Brano proposto —
##############################
Granuli Vegetali

Prodotti ricavati da diverse materie prime rinnovabili annuali (nocciole, mandorle, tutoli, ecc.): il materiale, di natura fibrosa, viene macinato in modo tale da ottenere la granulometria desiderata dall’utilizzatore e serve per sabbiare, sbavare e lucidare, nonché come carica per svariati processi produttivi industriali nell’ ambito della lavorazione dei metalli, della mangimistica e del restauro.

Sabbiatura soffice: Asportazione di residui carboniosi e di incrostazioni su particolari metallici di motori, reattori, stampi metallici per fonderie, stampi per gomma e materie plastiche; non intacca il metallo e quindi non altera dimensioni, rifiniture e spigoli dei particolari. Rimozione di parti indesiderate su travi pregiate in legno, statue, monumenti, tombe, opere d’arte. Ammorbidimento per lavorazioni nell’industria conciaria, di tessuti e pelletterie.
##############################
Dati del dataset —
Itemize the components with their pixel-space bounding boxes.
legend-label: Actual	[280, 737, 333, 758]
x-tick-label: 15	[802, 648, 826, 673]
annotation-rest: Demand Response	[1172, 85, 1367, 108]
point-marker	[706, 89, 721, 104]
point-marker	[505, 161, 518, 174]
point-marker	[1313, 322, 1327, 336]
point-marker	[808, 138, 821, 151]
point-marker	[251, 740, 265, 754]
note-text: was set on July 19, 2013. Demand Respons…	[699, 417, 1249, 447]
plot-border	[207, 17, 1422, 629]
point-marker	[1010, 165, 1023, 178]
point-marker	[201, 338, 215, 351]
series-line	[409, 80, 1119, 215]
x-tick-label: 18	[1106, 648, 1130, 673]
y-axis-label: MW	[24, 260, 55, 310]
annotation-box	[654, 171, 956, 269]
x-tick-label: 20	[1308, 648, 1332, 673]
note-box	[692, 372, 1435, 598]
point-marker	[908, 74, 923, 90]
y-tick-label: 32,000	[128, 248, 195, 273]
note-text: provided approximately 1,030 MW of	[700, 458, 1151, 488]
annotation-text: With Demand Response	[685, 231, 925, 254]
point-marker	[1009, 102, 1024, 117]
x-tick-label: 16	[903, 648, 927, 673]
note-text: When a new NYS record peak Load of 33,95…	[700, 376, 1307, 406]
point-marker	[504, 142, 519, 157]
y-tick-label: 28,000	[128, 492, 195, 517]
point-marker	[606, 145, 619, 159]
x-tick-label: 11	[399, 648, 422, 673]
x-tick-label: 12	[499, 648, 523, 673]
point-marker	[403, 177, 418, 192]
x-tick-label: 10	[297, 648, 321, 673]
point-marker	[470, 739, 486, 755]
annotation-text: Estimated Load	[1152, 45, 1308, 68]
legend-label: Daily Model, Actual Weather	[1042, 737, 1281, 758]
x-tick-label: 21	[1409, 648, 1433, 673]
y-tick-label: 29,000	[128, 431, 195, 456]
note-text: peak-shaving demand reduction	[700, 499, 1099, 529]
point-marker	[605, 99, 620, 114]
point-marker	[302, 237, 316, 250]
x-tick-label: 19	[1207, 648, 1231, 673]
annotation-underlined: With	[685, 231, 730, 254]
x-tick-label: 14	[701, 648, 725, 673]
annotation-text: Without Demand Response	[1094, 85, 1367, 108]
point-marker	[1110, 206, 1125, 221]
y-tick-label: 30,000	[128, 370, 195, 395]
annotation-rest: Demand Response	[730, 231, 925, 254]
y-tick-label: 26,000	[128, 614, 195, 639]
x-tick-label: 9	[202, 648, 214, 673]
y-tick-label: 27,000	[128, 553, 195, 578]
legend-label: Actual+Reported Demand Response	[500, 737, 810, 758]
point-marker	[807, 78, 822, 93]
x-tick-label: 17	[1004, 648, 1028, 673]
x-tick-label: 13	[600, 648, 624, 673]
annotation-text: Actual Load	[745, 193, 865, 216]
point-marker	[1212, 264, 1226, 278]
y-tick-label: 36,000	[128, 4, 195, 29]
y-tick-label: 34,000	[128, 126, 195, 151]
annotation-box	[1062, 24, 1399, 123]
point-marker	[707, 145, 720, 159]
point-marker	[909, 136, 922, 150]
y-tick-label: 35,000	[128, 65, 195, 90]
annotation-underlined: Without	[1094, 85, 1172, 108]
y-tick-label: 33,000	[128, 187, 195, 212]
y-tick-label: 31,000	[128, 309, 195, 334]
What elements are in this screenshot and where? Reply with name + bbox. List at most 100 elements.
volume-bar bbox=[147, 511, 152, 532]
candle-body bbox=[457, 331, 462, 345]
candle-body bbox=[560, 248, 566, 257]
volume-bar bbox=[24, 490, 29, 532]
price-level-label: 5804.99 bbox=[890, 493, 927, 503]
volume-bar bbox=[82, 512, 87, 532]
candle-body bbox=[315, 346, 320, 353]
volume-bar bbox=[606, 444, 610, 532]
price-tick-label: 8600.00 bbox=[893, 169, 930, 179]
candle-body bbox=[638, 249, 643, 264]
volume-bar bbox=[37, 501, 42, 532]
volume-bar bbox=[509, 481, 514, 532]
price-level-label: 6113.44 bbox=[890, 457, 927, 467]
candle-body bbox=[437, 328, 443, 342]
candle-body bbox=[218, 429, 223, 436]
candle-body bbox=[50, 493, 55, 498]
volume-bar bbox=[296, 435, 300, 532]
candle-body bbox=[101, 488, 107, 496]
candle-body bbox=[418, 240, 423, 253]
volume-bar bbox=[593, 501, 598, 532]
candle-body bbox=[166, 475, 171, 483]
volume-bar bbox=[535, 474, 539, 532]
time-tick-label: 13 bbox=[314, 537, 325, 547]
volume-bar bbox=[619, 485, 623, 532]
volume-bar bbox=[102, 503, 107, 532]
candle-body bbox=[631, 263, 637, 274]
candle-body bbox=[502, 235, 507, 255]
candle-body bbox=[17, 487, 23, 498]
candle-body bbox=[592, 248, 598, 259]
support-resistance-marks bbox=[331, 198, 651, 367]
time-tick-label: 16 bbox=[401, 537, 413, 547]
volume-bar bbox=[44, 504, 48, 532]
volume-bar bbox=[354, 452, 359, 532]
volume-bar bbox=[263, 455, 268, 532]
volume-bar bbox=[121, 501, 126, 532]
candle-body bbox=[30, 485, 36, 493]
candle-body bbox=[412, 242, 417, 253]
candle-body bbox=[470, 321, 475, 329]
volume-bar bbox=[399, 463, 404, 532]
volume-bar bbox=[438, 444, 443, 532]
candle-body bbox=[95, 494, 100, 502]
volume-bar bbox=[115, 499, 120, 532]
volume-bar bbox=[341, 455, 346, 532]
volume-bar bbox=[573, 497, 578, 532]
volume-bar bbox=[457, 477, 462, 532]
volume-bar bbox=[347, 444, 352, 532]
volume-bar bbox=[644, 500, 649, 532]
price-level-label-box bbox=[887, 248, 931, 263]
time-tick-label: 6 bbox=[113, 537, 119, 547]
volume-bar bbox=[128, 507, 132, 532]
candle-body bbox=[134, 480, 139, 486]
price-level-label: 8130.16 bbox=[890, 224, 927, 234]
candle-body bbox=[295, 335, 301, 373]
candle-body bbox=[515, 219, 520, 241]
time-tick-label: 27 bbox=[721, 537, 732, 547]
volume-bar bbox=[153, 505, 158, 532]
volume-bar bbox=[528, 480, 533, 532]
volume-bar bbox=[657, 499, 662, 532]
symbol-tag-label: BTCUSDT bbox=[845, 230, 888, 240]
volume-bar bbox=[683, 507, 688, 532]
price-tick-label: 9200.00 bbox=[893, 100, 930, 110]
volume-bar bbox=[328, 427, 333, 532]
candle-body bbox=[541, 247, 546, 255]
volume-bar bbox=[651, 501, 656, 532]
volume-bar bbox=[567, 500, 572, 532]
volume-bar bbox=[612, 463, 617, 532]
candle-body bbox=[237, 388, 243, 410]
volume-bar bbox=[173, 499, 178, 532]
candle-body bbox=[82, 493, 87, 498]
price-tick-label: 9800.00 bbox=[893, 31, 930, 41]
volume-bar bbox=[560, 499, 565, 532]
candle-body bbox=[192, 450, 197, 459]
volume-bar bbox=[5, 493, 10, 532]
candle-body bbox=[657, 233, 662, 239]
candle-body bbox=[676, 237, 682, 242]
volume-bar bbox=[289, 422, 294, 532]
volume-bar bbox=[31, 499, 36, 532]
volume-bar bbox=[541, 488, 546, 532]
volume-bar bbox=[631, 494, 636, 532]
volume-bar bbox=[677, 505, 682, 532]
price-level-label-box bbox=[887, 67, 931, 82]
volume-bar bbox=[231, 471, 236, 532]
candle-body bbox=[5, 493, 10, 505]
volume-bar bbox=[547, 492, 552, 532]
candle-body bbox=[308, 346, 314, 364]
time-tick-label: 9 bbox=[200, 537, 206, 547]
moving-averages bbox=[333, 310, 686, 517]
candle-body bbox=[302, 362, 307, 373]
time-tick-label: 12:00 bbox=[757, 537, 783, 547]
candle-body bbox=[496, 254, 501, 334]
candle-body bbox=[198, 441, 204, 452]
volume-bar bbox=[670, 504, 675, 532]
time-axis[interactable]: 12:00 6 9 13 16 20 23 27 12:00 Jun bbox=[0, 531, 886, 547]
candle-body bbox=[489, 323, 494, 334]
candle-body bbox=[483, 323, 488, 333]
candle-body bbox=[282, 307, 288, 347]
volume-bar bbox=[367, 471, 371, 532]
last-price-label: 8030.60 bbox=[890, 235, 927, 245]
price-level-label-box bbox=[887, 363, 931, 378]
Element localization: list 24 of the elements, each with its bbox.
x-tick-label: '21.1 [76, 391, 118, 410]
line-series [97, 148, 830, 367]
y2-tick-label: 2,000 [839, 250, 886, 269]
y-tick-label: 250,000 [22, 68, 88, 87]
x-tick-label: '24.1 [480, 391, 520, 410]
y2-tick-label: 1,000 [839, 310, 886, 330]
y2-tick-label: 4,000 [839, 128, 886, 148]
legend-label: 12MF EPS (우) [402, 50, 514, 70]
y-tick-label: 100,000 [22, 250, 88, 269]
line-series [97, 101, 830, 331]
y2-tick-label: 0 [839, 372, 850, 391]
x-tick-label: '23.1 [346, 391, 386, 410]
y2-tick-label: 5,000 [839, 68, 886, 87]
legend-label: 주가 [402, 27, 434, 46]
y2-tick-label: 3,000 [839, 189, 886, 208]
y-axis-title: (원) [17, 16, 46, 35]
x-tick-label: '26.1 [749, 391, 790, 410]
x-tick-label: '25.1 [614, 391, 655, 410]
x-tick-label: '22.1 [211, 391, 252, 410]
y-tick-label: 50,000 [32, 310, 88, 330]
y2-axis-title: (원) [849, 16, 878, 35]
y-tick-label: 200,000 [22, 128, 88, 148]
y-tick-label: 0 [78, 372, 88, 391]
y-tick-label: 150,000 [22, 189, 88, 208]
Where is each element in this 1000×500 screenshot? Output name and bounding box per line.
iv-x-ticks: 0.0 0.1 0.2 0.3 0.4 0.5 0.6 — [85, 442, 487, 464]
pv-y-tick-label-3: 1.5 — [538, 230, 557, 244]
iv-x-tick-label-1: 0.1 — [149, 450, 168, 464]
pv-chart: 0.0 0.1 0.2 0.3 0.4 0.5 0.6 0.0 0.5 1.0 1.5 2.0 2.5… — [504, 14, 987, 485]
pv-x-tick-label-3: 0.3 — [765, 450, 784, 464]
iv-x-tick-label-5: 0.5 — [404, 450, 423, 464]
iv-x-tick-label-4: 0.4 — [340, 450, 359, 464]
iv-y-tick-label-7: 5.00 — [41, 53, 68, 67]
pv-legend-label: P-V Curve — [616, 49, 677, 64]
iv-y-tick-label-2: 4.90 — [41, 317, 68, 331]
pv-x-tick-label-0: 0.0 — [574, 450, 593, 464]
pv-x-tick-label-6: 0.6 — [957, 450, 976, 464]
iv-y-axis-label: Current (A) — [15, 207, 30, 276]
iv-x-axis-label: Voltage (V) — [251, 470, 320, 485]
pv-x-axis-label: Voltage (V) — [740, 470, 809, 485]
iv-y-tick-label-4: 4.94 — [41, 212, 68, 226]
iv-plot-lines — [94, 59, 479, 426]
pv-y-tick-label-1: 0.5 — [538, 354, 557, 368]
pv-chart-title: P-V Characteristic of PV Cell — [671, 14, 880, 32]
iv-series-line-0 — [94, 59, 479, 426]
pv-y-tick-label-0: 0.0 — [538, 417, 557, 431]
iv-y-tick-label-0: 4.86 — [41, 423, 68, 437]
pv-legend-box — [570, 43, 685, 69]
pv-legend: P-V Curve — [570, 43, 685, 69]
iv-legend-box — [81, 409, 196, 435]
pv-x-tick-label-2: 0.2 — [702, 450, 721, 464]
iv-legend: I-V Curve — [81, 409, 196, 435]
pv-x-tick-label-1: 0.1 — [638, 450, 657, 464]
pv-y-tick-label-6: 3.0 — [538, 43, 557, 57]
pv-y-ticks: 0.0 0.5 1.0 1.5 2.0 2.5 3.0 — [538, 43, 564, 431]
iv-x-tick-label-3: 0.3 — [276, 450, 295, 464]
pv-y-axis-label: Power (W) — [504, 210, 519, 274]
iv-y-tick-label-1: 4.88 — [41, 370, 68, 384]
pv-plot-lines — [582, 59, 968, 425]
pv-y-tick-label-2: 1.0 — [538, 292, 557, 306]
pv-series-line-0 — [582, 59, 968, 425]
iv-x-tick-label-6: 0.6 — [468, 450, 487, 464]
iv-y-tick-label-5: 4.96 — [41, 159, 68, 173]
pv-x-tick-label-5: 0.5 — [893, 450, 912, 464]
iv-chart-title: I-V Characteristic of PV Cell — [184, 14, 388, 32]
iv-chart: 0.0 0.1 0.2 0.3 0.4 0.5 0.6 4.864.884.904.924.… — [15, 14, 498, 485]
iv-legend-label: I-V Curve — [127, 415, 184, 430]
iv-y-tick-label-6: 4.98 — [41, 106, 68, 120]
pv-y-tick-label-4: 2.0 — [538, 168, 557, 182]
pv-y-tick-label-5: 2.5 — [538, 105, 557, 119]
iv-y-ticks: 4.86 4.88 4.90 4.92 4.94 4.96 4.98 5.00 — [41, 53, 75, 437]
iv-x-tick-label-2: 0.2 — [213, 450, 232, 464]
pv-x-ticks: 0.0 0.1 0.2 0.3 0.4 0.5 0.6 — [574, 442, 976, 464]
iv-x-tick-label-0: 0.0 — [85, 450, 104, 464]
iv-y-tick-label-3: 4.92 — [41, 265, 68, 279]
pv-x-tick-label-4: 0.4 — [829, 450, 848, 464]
##############################
Attività da svolgere —
1/ Riporta senza alcuna modifica la parte del brano sui granuli vegetali che comincia con le parole contenenti "Granuli Vegetali" e si chiude con "tessuti e pelletterie.".
2/ Prosegui il brano sui granuli vegetali dopo la sua ultima frase.

Soluzioni —
1/
Granuli Vegetali

Prodotti ricavati da diverse materie prime rinnovabili annuali (nocciole, mandorle, tutoli, ecc.): il materiale, di natura fibrosa, viene macinato in modo tale da ottenere la granulometria desiderata dall’utilizzatore e serve per sabbiare, sbavare e lucidare, nonché come carica per svariati processi produttivi industriali nell’ ambito della lavorazione dei metalli, della mangimistica e del restauro.

Sabbiatura soffice: Asportazione di residui carboniosi e di incrostazioni su particolari metallici di motori, reattori, stampi metallici per fonderie, stampi per gomma e materie plastiche; non intacca il metallo e quindi non altera dimensioni, rifiniture e spigoli dei particolari. Rimozione di parti indesiderate su travi pregiate in legno, statue, monumenti, tombe, opere d’arte. Ammorbidimento per lavorazioni nell’industria conciaria, di tessuti e pelletterie.

2/
Sbavatura di manufatti: i granuli rivestiti con paste abrasive, trovano largo impiego nella vibrofinitura e barilatura per vari settori: industrie di metalli e leghe, materie plastiche, occhialeria, argenteria e oreficeria.

Riempitivi e cariche (mescolati a resine): Per modelli di fonderia e per industrie produttrici di resine, di sigillanti ed adesivi.

Zootecnia ed integratoristica: Supporto fibroso per industrie chimico-farmaceutiche produttrici di integratori per la zootecnia: i granuli possono essere rivestiti di principi attivi e consentono all’utilizzatore di ottenere prodotti medicamentosi granulari esenti da polveri.